Each line containing the word "硫在空气中燃烧" must be collected.

[Dataset items]
═══
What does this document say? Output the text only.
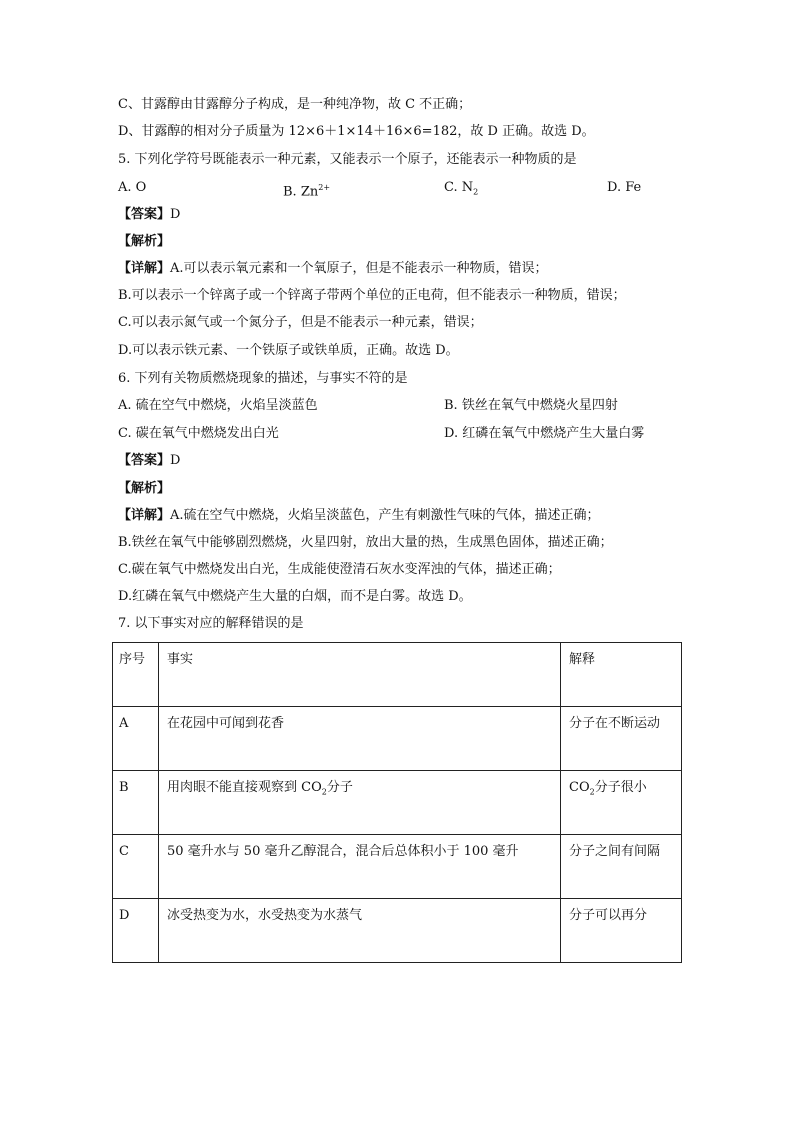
C、甘露醇由甘露醇分子构成，是一种纯净物，故 C 不正确；
D、甘露醇的相对分子质量为 12×6＋1×14＋16×6=182，故 D 正确。故选 D。
5. 下列化学符号既能表示一种元素，又能表示一个原子，还能表示一种物质的是
A. O	B. $Zn^{2+}$	C. $N_2$	D. Fe
【答案】D
【解析】
【详解】A.可以表示氧元素和一个氧原子，但是不能表示一种物质，错误；
B.可以表示一个锌离子或一个锌离子带两个单位的正电荷，但不能表示一种物质，错误；
C.可以表示氮气或一个氮分子，但是不能表示一种元素，错误；
D.可以表示铁元素、一个铁原子或铁单质，正确。故选 D。
6. 下列有关物质燃烧现象的描述，与事实不符的是
A. 硫在空气中燃烧，火焰呈淡蓝色	B. 铁丝在氧气中燃烧火星四射
C. 碳在氧气中燃烧发出白光	D. 红磷在氧气中燃烧产生大量白雾
【答案】D
【解析】
【详解】A.硫在空气中燃烧，火焰呈淡蓝色，产生有刺激性气味的气体，描述正确；
B.铁丝在氧气中能够剧烈燃烧，火星四射，放出大量的热，生成黑色固体，描述正确；
C.碳在氧气中燃烧发出白光，生成能使澄清石灰水变浑浊的气体，描述正确；
D.红磷在氧气中燃烧产生大量的白烟，而不是白雾。故选 D。
7. 以下事实对应的解释错误的是
序号	事实	解释
A	在花园中可闻到花香	分子在不断运动
B	用肉眼不能直接观察到 $CO_2$分子	$CO_2$分子很小
C	50 毫升水与 50 毫升乙醇混合，混合后总体积小于 100 毫升	分子之间有间隔
D	冰受热变为水，水受热变为水蒸气	分子可以再分
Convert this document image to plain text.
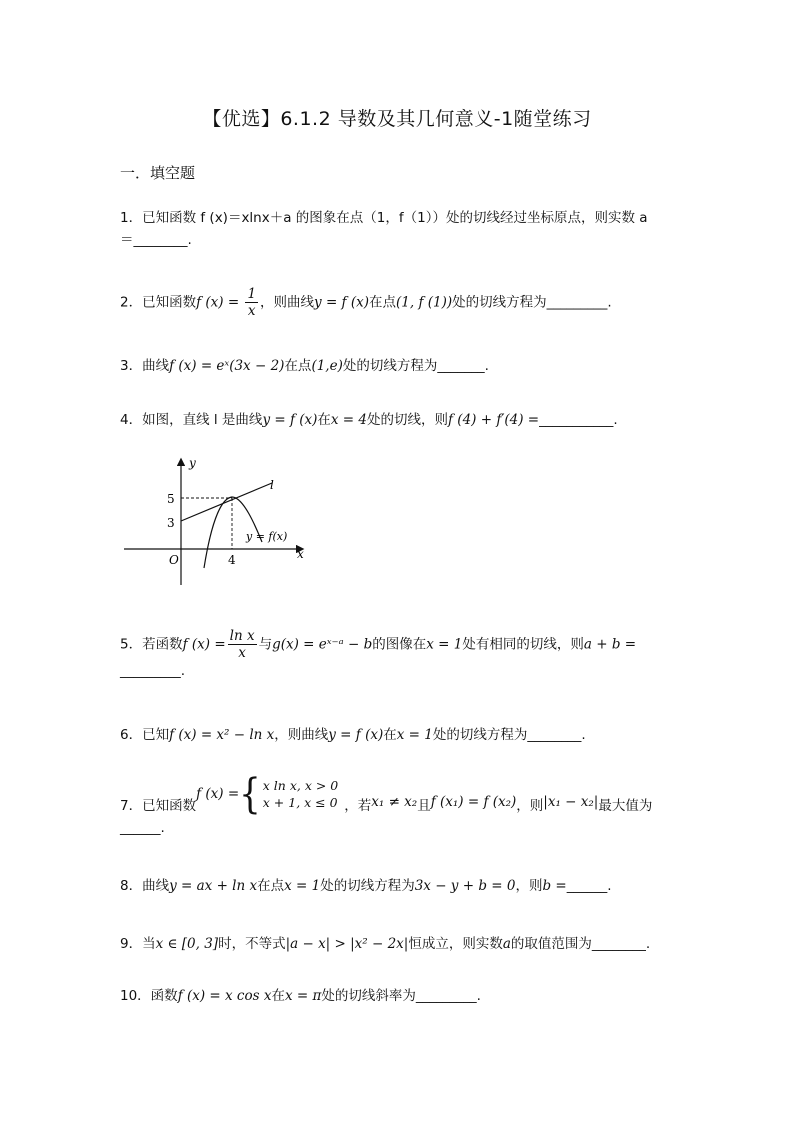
【优选】6.1.2 导数及其几何意义-1随堂练习
一．填空题
1．已知函数 f (x)＝xlnx＋a 的图象在点（1，f（1））处的切线经过坐标原点，则实数 a
＝________.
2．已知函数f $(x) = \frac{1}{x}$ ，则曲线y = f (x)在点(1, f (1))处的切线方程为_________.
3．曲线f (x) = eˣ(3x − 2)在点(1,e)处的切线方程为_______.
4．如图，直线 l 是曲线y = f (x)在x = 4处的切线，则f (4) + f′(4) =___________.
y
x
O
5
3
4
l
y = f(x)
5．若函数f $(x) = \frac{\text{ln x}}{x}$ 与g(x) = eˣ⁻ᵃ − b的图像在x = 1处有相同的切线，则a + b =
_________.
6．已知f (x) = x² − ln x，则曲线y = f (x)在x = 1处的切线方程为________.
7．已知函数
f (x) = { x ln x, x > 0
x + 1, x ≤ 0 ，若 x₁ ≠ x₂ 且 f (x₁) = f (x₂) ，则 |x₁ − x₂| 最大值为
______.
8．曲线y = ax + ln x在点x = 1处的切线方程为3x − y + b = 0，则b =______.
9．当x ∈ [0, 3]时，不等式|a − x| > |x² − 2x|恒成立，则实数a的取值范围为________.
10．函数f (x) = x cos x在x = π处的切线斜率为_________.
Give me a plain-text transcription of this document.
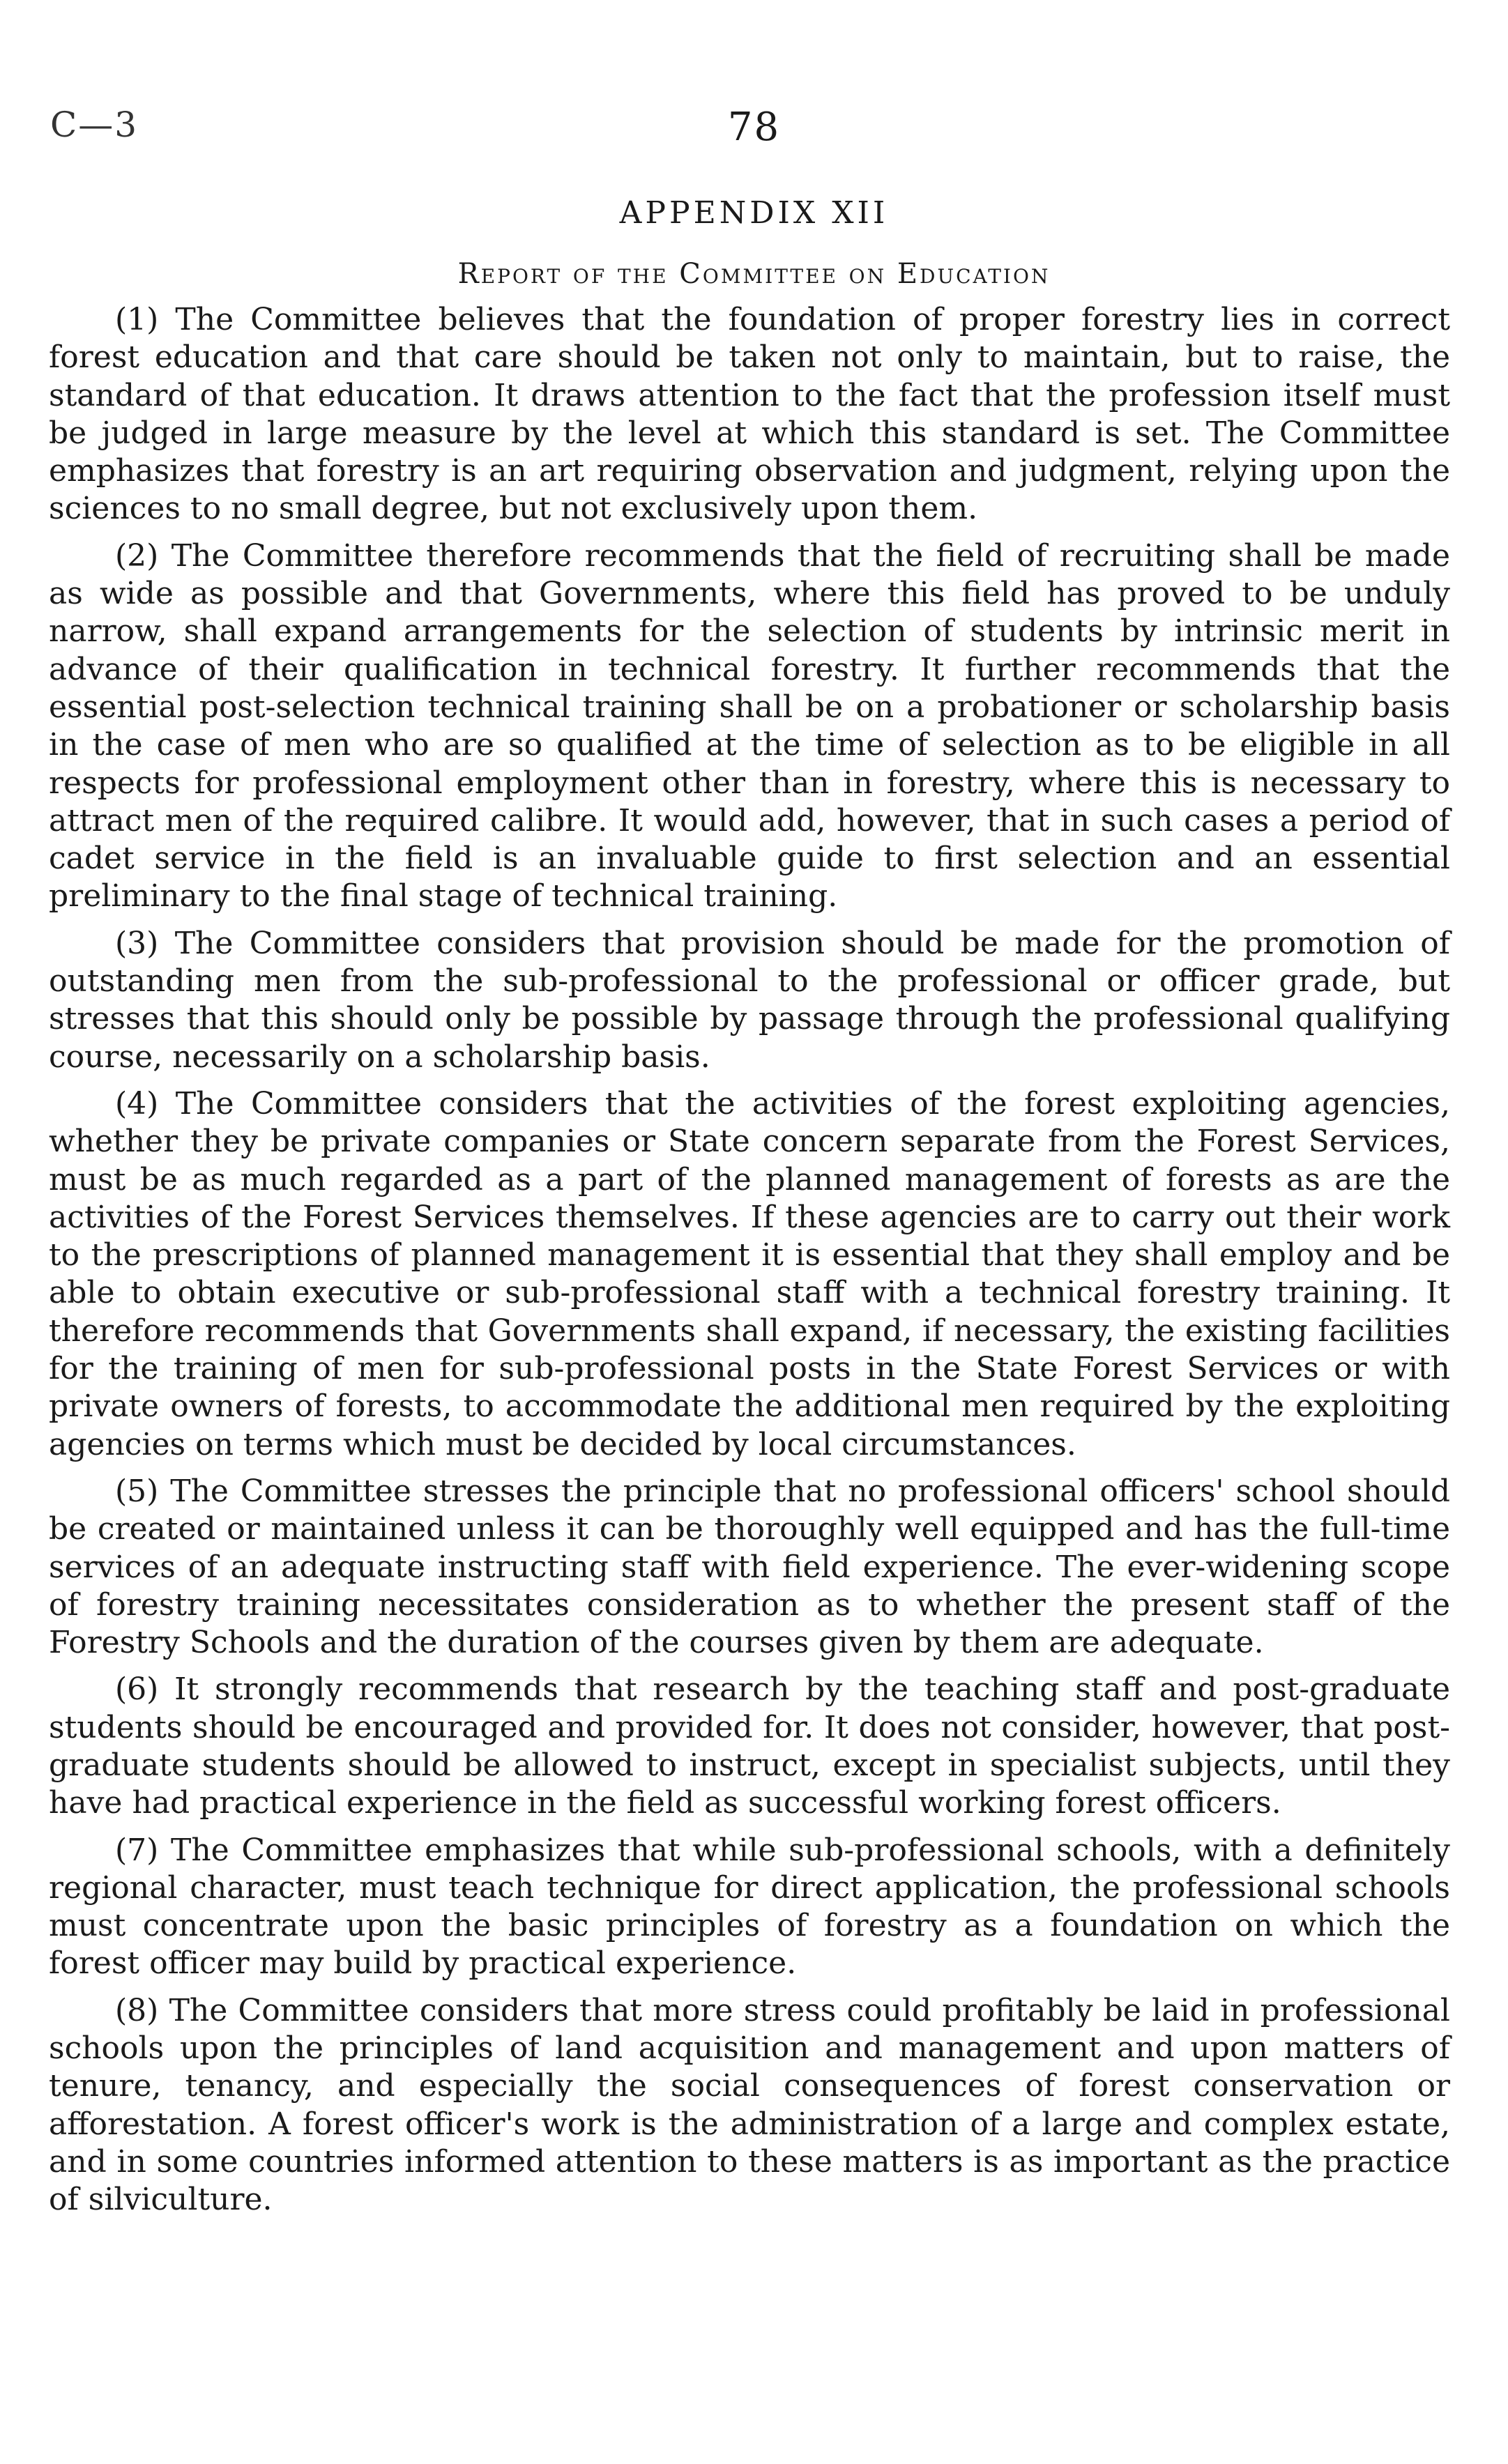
C—3	78
APPENDIX XII
Report of the Committee on Education

(1) The Committee believes that the foundation of proper forestry lies in correct forest education and that care should be taken not only to maintain, but to raise, the standard of that education. It draws attention to the fact that the profession itself must be judged in large measure by the level at which this standard is set. The Committee emphasizes that forestry is an art requiring observation and judgment, relying upon the sciences to no small degree, but not exclusively upon them.

(2) The Committee therefore recommends that the field of recruiting shall be made as wide as possible and that Governments, where this field has proved to be unduly narrow, shall expand arrangements for the selection of students by intrinsic merit in advance of their qualification in technical forestry. It further recommends that the essential post-selection technical training shall be on a probationer or scholarship basis in the case of men who are so qualified at the time of selection as to be eligible in all respects for professional employment other than in forestry, where this is necessary to attract men of the required calibre. It would add, however, that in such cases a period of cadet service in the field is an invaluable guide to first selection and an essential preliminary to the final stage of technical training.

(3) The Committee considers that provision should be made for the promotion of outstanding men from the sub-professional to the professional or officer grade, but stresses that this should only be possible by passage through the professional qualifying course, necessarily on a scholarship basis.

(4) The Committee considers that the activities of the forest exploiting agencies, whether they be private companies or State concern separate from the Forest Services, must be as much regarded as a part of the planned management of forests as are the activities of the Forest Services themselves. If these agencies are to carry out their work to the prescriptions of planned management it is essential that they shall employ and be able to obtain executive or sub-professional staff with a technical forestry training. It therefore recommends that Governments shall expand, if necessary, the existing facilities for the training of men for sub-professional posts in the State Forest Services or with private owners of forests, to accommodate the additional men required by the exploiting agencies on terms which must be decided by local circumstances.

(5) The Committee stresses the principle that no professional officers' school should be created or maintained unless it can be thoroughly well equipped and has the full-time services of an adequate instructing staff with field experience. The ever-widening scope of forestry training necessitates consideration as to whether the present staff of the Forestry Schools and the duration of the courses given by them are adequate.

(6) It strongly recommends that research by the teaching staff and post-graduate students should be encouraged and provided for. It does not consider, however, that post-graduate students should be allowed to instruct, except in specialist subjects, until they have had practical experience in the field as successful working forest officers.

(7) The Committee emphasizes that while sub-professional schools, with a definitely regional character, must teach technique for direct application, the professional schools must concentrate upon the basic principles of forestry as a foundation on which the forest officer may build by practical experience.

(8) The Committee considers that more stress could profitably be laid in professional schools upon the principles of land acquisition and management and upon matters of tenure, tenancy, and especially the social consequences of forest conservation or afforestation. A forest officer's work is the administration of a large and complex estate, and in some countries informed attention to these matters is as important as the practice of silviculture.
═══
- RESPONSE TO THIS EXERCISE -
A. 硫在空气中燃烧，火焰呈淡蓝色	B. 铁丝在氧气中燃烧火星四射
【详解】A.硫在空气中燃烧，火焰呈淡蓝色，产生有刺激性气味的气体，描述正确；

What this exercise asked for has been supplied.